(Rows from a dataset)
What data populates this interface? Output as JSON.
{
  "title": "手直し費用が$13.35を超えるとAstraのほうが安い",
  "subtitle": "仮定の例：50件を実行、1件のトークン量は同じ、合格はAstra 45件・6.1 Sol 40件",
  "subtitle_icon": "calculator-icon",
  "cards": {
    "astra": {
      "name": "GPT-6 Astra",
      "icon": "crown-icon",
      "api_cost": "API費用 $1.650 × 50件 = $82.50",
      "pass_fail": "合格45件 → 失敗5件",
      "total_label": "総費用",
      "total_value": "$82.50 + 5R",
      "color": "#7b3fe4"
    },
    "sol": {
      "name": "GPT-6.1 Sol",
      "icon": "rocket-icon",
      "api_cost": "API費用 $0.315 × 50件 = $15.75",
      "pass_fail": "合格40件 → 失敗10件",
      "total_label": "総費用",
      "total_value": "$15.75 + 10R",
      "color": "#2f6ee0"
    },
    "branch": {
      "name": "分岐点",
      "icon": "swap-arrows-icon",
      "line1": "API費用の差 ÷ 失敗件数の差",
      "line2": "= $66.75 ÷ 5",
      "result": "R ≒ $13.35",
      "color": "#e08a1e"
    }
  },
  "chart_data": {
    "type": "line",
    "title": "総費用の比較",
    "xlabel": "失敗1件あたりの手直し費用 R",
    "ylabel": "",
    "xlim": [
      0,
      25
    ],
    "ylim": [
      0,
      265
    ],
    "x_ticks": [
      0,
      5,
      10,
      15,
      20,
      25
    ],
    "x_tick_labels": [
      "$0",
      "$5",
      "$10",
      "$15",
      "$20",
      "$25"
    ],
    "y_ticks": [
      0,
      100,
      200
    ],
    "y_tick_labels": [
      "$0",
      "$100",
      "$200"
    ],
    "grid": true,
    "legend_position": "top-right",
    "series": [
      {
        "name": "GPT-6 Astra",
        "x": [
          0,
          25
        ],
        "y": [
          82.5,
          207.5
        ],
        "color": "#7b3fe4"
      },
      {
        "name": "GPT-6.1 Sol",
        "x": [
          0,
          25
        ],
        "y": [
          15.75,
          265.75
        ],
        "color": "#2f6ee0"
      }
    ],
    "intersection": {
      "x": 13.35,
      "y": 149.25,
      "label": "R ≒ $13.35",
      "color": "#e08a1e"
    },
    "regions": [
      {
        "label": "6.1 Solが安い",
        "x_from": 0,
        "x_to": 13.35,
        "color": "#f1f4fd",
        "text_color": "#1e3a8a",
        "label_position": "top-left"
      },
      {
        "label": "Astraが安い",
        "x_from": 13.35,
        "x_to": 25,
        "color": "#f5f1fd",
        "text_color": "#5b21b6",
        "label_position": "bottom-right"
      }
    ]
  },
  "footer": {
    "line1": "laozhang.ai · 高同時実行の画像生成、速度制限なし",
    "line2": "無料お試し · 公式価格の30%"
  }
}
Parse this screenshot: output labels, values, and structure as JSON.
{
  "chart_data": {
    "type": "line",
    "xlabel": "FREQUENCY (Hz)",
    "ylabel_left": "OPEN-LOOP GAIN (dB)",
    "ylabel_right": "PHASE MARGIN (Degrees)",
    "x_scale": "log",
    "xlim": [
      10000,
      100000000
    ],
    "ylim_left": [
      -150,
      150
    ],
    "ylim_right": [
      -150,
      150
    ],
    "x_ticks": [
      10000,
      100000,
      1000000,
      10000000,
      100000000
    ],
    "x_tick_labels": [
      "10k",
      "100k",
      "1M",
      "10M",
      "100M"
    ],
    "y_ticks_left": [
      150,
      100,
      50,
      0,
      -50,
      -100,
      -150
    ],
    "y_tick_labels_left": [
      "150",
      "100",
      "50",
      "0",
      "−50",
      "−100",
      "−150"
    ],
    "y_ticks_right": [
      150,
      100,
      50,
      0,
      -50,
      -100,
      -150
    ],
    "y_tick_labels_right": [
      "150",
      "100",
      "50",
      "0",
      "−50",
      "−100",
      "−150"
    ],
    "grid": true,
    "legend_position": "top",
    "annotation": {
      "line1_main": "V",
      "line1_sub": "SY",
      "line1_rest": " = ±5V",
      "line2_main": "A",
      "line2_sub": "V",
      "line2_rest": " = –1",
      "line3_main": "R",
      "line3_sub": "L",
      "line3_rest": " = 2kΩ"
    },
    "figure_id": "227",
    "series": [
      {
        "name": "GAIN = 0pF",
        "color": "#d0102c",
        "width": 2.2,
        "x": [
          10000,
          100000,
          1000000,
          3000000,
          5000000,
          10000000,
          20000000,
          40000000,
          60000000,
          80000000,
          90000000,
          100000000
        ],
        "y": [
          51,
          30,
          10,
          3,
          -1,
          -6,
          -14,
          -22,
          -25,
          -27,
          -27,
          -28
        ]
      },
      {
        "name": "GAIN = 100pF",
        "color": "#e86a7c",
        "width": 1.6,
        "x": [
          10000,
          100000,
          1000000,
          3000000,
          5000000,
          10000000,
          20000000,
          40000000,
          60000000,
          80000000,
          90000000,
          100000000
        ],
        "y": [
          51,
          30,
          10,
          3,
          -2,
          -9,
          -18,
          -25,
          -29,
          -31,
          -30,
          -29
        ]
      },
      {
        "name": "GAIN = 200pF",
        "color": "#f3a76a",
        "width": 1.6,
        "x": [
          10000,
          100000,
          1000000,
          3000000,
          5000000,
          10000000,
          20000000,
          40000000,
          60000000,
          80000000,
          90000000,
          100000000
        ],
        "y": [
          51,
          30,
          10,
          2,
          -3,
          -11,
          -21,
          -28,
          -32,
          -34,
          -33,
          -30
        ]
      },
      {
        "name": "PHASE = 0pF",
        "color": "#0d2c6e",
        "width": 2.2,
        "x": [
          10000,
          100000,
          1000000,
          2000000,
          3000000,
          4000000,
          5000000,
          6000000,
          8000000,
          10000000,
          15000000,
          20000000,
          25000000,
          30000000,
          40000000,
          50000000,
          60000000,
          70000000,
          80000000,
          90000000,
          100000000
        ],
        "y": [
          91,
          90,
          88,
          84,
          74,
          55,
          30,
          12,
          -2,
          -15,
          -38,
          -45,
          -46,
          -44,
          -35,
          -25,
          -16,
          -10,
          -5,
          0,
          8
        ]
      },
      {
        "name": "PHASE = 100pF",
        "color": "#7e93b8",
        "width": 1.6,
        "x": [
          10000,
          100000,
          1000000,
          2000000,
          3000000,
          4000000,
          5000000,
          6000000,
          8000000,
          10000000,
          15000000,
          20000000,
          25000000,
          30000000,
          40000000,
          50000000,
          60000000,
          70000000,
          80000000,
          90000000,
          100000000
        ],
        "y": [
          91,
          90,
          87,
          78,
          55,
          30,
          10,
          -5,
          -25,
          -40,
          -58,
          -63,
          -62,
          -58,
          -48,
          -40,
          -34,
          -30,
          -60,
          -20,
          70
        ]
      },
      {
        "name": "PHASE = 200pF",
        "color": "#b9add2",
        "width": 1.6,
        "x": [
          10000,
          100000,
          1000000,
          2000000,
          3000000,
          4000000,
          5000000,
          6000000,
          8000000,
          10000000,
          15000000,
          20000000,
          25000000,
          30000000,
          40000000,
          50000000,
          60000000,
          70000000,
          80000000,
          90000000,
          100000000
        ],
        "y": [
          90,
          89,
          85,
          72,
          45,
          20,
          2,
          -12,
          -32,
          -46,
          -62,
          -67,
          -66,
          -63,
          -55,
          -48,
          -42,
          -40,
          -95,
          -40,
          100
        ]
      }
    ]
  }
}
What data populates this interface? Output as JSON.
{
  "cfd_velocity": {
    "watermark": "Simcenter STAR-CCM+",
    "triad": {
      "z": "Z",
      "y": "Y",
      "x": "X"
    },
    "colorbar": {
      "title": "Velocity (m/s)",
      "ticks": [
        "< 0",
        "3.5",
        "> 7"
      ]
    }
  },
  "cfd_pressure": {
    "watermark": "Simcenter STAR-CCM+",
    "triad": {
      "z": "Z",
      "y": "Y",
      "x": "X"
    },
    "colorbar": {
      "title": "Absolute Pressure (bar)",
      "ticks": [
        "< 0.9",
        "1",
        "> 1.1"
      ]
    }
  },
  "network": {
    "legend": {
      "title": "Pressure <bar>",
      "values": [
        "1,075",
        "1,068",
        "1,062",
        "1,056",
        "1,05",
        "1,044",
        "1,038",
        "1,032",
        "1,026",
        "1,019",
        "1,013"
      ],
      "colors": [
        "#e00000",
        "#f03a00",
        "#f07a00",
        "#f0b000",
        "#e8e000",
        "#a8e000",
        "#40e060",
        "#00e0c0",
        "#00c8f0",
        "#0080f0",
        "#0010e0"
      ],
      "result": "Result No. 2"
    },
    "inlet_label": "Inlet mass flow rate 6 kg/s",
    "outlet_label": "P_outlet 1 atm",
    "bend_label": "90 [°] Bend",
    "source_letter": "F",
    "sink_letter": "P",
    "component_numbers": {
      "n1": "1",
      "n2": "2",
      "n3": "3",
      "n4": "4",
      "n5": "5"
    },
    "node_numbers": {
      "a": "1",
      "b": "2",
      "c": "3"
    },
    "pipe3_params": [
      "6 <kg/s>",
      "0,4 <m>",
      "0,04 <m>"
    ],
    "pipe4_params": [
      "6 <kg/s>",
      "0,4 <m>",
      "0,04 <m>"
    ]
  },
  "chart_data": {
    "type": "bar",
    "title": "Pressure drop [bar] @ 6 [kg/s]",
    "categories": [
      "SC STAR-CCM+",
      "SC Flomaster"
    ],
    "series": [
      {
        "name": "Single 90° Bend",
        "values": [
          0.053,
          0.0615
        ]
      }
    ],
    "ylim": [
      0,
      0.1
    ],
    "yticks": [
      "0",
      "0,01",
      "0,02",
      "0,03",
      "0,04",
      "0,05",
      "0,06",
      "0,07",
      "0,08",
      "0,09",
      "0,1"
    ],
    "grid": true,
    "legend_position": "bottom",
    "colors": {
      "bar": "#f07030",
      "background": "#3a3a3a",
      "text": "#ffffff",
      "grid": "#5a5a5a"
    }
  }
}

- _Problem statement_: Locate each line containing the string "Bend" and show it.

- _The result_:
    "bend_label": "90 [°] Bend",
        "name": "Single 90° Bend",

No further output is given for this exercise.